* **Provided data**:

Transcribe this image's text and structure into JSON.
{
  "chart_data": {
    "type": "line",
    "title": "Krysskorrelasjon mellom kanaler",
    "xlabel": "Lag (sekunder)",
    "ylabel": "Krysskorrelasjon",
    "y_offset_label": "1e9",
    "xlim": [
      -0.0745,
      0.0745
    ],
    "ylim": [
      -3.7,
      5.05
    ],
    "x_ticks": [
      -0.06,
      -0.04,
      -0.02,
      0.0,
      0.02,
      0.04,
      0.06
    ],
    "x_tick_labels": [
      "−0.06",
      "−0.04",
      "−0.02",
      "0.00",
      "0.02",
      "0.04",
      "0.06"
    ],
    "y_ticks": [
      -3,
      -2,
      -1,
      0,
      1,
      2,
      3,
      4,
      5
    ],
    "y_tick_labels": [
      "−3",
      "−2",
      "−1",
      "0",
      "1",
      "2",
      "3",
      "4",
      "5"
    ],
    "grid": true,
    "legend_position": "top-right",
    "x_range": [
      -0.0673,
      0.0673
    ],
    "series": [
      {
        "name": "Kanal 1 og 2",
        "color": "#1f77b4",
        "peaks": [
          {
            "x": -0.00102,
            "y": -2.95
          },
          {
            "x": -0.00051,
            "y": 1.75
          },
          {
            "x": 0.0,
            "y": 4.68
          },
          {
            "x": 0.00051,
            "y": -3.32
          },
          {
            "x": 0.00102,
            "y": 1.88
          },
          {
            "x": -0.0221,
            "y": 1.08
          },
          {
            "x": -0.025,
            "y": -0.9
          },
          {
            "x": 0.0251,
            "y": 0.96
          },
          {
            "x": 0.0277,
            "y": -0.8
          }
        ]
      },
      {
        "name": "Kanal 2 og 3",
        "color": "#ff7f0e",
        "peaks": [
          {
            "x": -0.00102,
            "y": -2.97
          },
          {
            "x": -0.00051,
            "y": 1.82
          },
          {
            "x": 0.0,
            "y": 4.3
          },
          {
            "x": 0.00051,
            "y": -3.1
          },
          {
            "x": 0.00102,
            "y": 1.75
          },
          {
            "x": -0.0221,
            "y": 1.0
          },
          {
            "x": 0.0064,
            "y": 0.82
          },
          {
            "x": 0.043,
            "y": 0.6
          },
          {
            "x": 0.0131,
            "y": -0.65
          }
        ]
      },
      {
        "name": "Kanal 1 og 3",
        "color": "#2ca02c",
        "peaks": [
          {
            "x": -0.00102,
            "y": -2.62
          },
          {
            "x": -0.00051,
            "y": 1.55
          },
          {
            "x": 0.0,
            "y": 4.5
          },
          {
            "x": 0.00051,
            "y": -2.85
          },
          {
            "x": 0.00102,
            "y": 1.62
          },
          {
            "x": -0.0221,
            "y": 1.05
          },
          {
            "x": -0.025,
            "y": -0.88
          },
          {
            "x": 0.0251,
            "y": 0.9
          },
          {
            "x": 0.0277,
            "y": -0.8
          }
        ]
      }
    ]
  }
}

* **Given exercise**: Check each line of the records above for the string "name", and report every line that has it.

* **Answer for this exercise**:
        "name": "Kanal 1 og 2",
        "name": "Kanal 2 og 3",
        "name": "Kanal 1 og 3",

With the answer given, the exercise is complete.